WHAT IS ASKED – Please copy every one of the records below line for line, without changing a single character.

EXERCISE MATERIALS –

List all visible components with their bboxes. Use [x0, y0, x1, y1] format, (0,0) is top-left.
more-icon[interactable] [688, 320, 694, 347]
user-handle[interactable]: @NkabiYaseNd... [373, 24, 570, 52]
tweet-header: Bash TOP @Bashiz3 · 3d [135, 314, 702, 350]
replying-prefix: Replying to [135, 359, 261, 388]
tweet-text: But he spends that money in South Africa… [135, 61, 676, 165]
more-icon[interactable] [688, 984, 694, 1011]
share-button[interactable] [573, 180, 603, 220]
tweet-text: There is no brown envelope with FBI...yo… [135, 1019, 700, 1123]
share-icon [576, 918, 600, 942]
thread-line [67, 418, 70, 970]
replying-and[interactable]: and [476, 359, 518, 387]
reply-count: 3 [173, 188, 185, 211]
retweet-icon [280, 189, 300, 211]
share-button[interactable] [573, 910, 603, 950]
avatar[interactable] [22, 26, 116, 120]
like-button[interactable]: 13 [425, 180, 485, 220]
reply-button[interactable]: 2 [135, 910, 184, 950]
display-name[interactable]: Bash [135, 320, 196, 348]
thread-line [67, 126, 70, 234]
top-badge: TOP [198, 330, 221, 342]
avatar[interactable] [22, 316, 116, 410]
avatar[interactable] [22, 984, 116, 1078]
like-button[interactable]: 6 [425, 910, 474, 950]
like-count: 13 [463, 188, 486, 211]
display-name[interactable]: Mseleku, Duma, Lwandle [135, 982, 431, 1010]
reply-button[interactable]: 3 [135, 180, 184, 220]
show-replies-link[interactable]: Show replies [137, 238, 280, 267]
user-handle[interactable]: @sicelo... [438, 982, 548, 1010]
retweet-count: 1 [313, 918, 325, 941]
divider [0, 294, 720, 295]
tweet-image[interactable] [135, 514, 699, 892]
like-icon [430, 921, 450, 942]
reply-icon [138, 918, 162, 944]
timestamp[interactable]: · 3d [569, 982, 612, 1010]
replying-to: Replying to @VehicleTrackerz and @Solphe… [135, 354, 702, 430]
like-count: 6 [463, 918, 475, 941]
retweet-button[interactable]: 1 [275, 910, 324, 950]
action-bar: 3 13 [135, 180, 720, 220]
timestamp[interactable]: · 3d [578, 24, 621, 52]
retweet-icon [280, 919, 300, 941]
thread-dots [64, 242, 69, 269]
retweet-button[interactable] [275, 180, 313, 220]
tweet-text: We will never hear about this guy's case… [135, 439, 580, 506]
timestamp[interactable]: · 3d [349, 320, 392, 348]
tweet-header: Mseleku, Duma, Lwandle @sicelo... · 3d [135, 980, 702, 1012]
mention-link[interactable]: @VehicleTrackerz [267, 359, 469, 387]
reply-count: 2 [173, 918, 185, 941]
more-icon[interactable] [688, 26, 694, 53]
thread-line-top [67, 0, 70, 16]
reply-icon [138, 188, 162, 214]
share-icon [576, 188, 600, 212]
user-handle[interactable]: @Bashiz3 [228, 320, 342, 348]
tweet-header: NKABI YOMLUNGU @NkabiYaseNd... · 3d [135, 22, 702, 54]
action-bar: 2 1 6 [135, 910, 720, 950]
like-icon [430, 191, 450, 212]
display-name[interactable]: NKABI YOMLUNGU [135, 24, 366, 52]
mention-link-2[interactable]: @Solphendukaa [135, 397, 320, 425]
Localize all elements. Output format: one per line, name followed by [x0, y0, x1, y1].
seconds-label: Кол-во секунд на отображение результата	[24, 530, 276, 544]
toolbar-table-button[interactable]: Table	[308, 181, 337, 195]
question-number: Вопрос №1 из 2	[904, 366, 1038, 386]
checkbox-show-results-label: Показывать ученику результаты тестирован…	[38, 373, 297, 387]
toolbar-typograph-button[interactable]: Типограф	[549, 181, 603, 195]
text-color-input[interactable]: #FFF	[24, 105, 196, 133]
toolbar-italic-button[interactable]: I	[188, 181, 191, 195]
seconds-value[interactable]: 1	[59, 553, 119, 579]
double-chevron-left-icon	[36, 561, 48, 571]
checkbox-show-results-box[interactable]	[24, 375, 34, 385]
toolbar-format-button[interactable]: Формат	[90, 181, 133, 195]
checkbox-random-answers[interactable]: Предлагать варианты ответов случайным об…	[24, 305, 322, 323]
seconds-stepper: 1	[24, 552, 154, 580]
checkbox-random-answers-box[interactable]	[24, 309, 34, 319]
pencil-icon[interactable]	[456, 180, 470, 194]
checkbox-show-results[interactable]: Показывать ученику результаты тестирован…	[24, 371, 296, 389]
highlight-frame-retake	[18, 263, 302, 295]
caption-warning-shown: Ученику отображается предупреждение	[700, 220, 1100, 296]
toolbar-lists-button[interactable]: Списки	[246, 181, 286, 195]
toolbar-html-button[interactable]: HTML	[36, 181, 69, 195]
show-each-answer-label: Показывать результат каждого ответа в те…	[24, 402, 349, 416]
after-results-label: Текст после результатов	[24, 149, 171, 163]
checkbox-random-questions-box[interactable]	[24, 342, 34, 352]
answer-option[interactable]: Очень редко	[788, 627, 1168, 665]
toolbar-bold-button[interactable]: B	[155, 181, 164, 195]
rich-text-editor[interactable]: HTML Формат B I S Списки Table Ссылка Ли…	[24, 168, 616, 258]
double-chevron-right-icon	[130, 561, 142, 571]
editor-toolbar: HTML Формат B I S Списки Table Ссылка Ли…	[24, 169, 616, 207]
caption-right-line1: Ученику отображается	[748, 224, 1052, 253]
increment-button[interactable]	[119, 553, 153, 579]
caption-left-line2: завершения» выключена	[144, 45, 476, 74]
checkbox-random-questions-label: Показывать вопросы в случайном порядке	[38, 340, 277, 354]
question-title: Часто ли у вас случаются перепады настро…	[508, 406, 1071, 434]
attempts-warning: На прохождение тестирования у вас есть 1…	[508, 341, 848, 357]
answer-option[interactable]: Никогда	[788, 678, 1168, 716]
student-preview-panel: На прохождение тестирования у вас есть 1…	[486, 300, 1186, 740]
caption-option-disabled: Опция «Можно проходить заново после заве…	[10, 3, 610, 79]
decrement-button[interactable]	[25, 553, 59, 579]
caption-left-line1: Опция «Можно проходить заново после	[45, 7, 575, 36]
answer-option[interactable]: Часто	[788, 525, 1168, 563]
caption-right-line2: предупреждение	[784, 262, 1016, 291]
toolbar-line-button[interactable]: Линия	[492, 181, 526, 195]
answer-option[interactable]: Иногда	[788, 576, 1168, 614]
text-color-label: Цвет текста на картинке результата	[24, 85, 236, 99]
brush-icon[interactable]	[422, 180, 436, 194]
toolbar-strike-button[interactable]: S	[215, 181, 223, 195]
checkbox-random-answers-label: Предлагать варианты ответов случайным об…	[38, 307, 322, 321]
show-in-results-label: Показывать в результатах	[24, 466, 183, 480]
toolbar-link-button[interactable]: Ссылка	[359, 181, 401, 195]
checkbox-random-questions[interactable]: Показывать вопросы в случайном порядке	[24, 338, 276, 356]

OUTPUT OF THE TASK –
List all visible components with their bboxes. Use [x0, y0, x1, y1] format, (0,0) is top-left.
more-icon[interactable] [688, 320, 694, 347]
user-handle[interactable]: @NkabiYaseNd... [373, 24, 570, 52]
tweet-header: Bash TOP @Bashiz3 · 3d [135, 314, 702, 350]
replying-prefix: Replying to [135, 359, 261, 388]
tweet-text: But he spends that money in South Africa… [135, 61, 676, 165]
more-icon[interactable] [688, 984, 694, 1011]
share-button[interactable] [573, 180, 603, 220]
tweet-text: There is no brown envelope with FBI...yo… [135, 1019, 700, 1123]
share-icon [576, 918, 600, 942]
thread-line [67, 418, 70, 970]
replying-and[interactable]: and [476, 359, 518, 387]
reply-count: 3 [173, 188, 185, 211]
retweet-icon [280, 189, 300, 211]
share-button[interactable] [573, 910, 603, 950]
avatar[interactable] [22, 26, 116, 120]
like-button[interactable]: 13 [425, 180, 485, 220]
reply-button[interactable]: 2 [135, 910, 184, 950]
display-name[interactable]: Bash [135, 320, 196, 348]
thread-line [67, 126, 70, 234]
top-badge: TOP [198, 330, 221, 342]
avatar[interactable] [22, 316, 116, 410]
avatar[interactable] [22, 984, 116, 1078]
like-button[interactable]: 6 [425, 910, 474, 950]
like-count: 13 [463, 188, 486, 211]
display-name[interactable]: Mseleku, Duma, Lwandle [135, 982, 431, 1010]
reply-button[interactable]: 3 [135, 180, 184, 220]
show-replies-link[interactable]: Show replies [137, 238, 280, 267]
user-handle[interactable]: @sicelo... [438, 982, 548, 1010]
retweet-count: 1 [313, 918, 325, 941]
divider [0, 294, 720, 295]
tweet-image[interactable] [135, 514, 699, 892]
like-icon [430, 921, 450, 942]
reply-icon [138, 918, 162, 944]
timestamp[interactable]: · 3d [569, 982, 612, 1010]
replying-to: Replying to @VehicleTrackerz and @Solphe… [135, 354, 702, 430]
like-count: 6 [463, 918, 475, 941]
retweet-button[interactable]: 1 [275, 910, 324, 950]
action-bar: 3 13 [135, 180, 720, 220]
timestamp[interactable]: · 3d [578, 24, 621, 52]
retweet-icon [280, 919, 300, 941]
thread-dots [64, 242, 69, 269]
retweet-button[interactable] [275, 180, 313, 220]
tweet-text: We will never hear about this guy's case… [135, 439, 580, 506]
timestamp[interactable]: · 3d [349, 320, 392, 348]
tweet-header: Mseleku, Duma, Lwandle @sicelo... · 3d [135, 980, 702, 1012]
mention-link[interactable]: @VehicleTrackerz [267, 359, 469, 387]
reply-count: 2 [173, 918, 185, 941]
more-icon[interactable] [688, 26, 694, 53]
thread-line-top [67, 0, 70, 16]
reply-icon [138, 188, 162, 214]
share-icon [576, 188, 600, 212]
user-handle[interactable]: @Bashiz3 [228, 320, 342, 348]
tweet-header: NKABI YOMLUNGU @NkabiYaseNd... · 3d [135, 22, 702, 54]
action-bar: 2 1 6 [135, 910, 720, 950]
like-icon [430, 191, 450, 212]
display-name[interactable]: NKABI YOMLUNGU [135, 24, 366, 52]
mention-link-2[interactable]: @Solphendukaa [135, 397, 320, 425]
Localize all elements. Output format: one per line, name followed by [x0, y0, x1, y1].
seconds-label: Кол-во секунд на отображение результата	[24, 530, 276, 544]
toolbar-table-button[interactable]: Table	[308, 181, 337, 195]
question-number: Вопрос №1 из 2	[904, 366, 1038, 386]
checkbox-show-results-label: Показывать ученику результаты тестирован…	[38, 373, 297, 387]
toolbar-typograph-button[interactable]: Типограф	[549, 181, 603, 195]
text-color-input[interactable]: #FFF	[24, 105, 196, 133]
toolbar-italic-button[interactable]: I	[188, 181, 191, 195]
seconds-value[interactable]: 1	[59, 553, 119, 579]
double-chevron-left-icon	[36, 561, 48, 571]
checkbox-show-results-box[interactable]	[24, 375, 34, 385]
toolbar-format-button[interactable]: Формат	[90, 181, 133, 195]
checkbox-random-answers[interactable]: Предлагать варианты ответов случайным об…	[24, 305, 322, 323]
seconds-stepper: 1	[24, 552, 154, 580]
checkbox-random-answers-box[interactable]	[24, 309, 34, 319]
pencil-icon[interactable]	[456, 180, 470, 194]
checkbox-show-results[interactable]: Показывать ученику результаты тестирован…	[24, 371, 296, 389]
highlight-frame-retake	[18, 263, 302, 295]
caption-warning-shown: Ученику отображается предупреждение	[700, 220, 1100, 296]
toolbar-lists-button[interactable]: Списки	[246, 181, 286, 195]
toolbar-html-button[interactable]: HTML	[36, 181, 69, 195]
show-each-answer-label: Показывать результат каждого ответа в те…	[24, 402, 349, 416]
after-results-label: Текст после результатов	[24, 149, 171, 163]
checkbox-random-questions-box[interactable]	[24, 342, 34, 352]
answer-option[interactable]: Очень редко	[788, 627, 1168, 665]
toolbar-bold-button[interactable]: B	[155, 181, 164, 195]
rich-text-editor[interactable]: HTML Формат B I S Списки Table Ссылка Ли…	[24, 168, 616, 258]
double-chevron-right-icon	[130, 561, 142, 571]
editor-toolbar: HTML Формат B I S Списки Table Ссылка Ли…	[24, 169, 616, 207]
caption-right-line1: Ученику отображается	[748, 224, 1052, 253]
increment-button[interactable]	[119, 553, 153, 579]
caption-left-line2: завершения» выключена	[144, 45, 476, 74]
checkbox-random-questions-label: Показывать вопросы в случайном порядке	[38, 340, 277, 354]
question-title: Часто ли у вас случаются перепады настро…	[508, 406, 1071, 434]
attempts-warning: На прохождение тестирования у вас есть 1…	[508, 341, 848, 357]
answer-option[interactable]: Никогда	[788, 678, 1168, 716]
student-preview-panel: На прохождение тестирования у вас есть 1…	[486, 300, 1186, 740]
caption-option-disabled: Опция «Можно проходить заново после заве…	[10, 3, 610, 79]
decrement-button[interactable]	[25, 553, 59, 579]
caption-left-line1: Опция «Можно проходить заново после	[45, 7, 575, 36]
answer-option[interactable]: Часто	[788, 525, 1168, 563]
caption-right-line2: предупреждение	[784, 262, 1016, 291]
toolbar-line-button[interactable]: Линия	[492, 181, 526, 195]
answer-option[interactable]: Иногда	[788, 576, 1168, 614]
text-color-label: Цвет текста на картинке результата	[24, 85, 236, 99]
brush-icon[interactable]	[422, 180, 436, 194]
toolbar-strike-button[interactable]: S	[215, 181, 223, 195]
checkbox-random-answers-label: Предлагать варианты ответов случайным об…	[38, 307, 322, 321]
show-in-results-label: Показывать в результатах	[24, 466, 183, 480]
toolbar-link-button[interactable]: Ссылка	[359, 181, 401, 195]
checkbox-random-questions[interactable]: Показывать вопросы в случайном порядке	[24, 338, 276, 356]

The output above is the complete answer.